* Directive *
Print out each entry below exactly, please.
────
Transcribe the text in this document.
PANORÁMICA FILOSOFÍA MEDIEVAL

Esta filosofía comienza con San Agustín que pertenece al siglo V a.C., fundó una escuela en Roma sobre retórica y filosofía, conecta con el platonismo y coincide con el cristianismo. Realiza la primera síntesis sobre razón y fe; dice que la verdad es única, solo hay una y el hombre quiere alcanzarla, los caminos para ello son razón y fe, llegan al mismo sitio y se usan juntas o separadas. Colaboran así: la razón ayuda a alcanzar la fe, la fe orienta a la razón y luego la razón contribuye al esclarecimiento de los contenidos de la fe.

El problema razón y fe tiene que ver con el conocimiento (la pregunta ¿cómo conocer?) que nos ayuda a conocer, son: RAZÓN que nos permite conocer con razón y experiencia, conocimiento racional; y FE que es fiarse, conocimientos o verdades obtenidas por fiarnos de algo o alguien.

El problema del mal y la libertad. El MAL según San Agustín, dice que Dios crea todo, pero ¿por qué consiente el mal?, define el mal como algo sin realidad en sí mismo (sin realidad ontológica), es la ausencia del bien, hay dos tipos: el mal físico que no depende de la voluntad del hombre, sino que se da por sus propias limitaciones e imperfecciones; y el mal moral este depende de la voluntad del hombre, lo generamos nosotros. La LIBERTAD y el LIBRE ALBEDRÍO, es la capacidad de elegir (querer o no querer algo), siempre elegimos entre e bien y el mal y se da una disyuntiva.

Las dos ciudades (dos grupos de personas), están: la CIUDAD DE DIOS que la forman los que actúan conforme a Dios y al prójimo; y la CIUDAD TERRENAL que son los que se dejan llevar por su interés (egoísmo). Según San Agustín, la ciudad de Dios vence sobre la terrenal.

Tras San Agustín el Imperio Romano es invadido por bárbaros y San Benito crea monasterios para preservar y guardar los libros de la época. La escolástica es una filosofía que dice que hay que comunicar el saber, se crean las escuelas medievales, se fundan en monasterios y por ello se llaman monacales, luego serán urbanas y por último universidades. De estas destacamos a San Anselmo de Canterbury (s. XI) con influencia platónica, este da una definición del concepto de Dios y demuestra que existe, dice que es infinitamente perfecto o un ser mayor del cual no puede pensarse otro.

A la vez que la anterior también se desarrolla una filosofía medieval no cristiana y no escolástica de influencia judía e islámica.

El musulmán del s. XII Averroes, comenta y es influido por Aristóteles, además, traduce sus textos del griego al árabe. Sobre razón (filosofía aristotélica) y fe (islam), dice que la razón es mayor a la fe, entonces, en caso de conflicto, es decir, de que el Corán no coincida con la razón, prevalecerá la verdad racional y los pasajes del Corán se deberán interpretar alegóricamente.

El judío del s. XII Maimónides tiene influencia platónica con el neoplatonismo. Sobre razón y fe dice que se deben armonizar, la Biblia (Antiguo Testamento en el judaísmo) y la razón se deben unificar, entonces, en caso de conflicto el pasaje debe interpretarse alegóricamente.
────
* The response *
Transcribe the text in this document.
PANORÁMICA FILOSOFÍA MEDIEVAL

Esta filosofía comienza con San Agustín que pertenece al siglo V a.C., fundó una escuela en Roma sobre retórica y filosofía, conecta con el platonismo y coincide con el cristianismo. Realiza la primera síntesis sobre razón y fe; dice que la verdad es única, solo hay una y el hombre quiere alcanzarla, los caminos para ello son razón y fe, llegan al mismo sitio y se usan juntas o separadas. Colaboran así: la razón ayuda a alcanzar la fe, la fe orienta a la razón y luego la razón contribuye al esclarecimiento de los contenidos de la fe.

El problema razón y fe tiene que ver con el conocimiento (la pregunta ¿cómo conocer?) que nos ayuda a conocer, son: RAZÓN que nos permite conocer con razón y experiencia, conocimiento racional; y FE que es fiarse, conocimientos o verdades obtenidas por fiarnos de algo o alguien.

El problema del mal y la libertad. El MAL según San Agustín, dice que Dios crea todo, pero ¿por qué consiente el mal?, define el mal como algo sin realidad en sí mismo (sin realidad ontológica), es la ausencia del bien, hay dos tipos: el mal físico que no depende de la voluntad del hombre, sino que se da por sus propias limitaciones e imperfecciones; y el mal moral este depende de la voluntad del hombre, lo generamos nosotros. La LIBERTAD y el LIBRE ALBEDRÍO, es la capacidad de elegir (querer o no querer algo), siempre elegimos entre e bien y el mal y se da una disyuntiva.

Las dos ciudades (dos grupos de personas), están: la CIUDAD DE DIOS que la forman los que actúan conforme a Dios y al prójimo; y la CIUDAD TERRENAL que son los que se dejan llevar por su interés (egoísmo). Según San Agustín, la ciudad de Dios vence sobre la terrenal.

Tras San Agustín el Imperio Romano es invadido por bárbaros y San Benito crea monasterios para preservar y guardar los libros de la época. La escolástica es una filosofía que dice que hay que comunicar el saber, se crean las escuelas medievales, se fundan en monasterios y por ello se llaman monacales, luego serán urbanas y por último universidades. De estas destacamos a San Anselmo de Canterbury (s. XI) con influencia platónica, este da una definición del concepto de Dios y demuestra que existe, dice que es infinitamente perfecto o un ser mayor del cual no puede pensarse otro.

A la vez que la anterior también se desarrolla una filosofía medieval no cristiana y no escolástica de influencia judía e islámica.

El musulmán del s. XII Averroes, comenta y es influido por Aristóteles, además, traduce sus textos del griego al árabe. Sobre razón (filosofía aristotélica) y fe (islam), dice que la razón es mayor a la fe, entonces, en caso de conflicto, es decir, de que el Corán no coincida con la razón, prevalecerá la verdad racional y los pasajes del Corán se deberán interpretar alegóricamente.

El judío del s. XII Maimónides tiene influencia platónica con el neoplatonismo. Sobre razón y fe dice que se deben armonizar, la Biblia (Antiguo Testamento en el judaísmo) y la razón se deben unificar, entonces, en caso de conflicto el pasaje debe interpretarse alegóricamente.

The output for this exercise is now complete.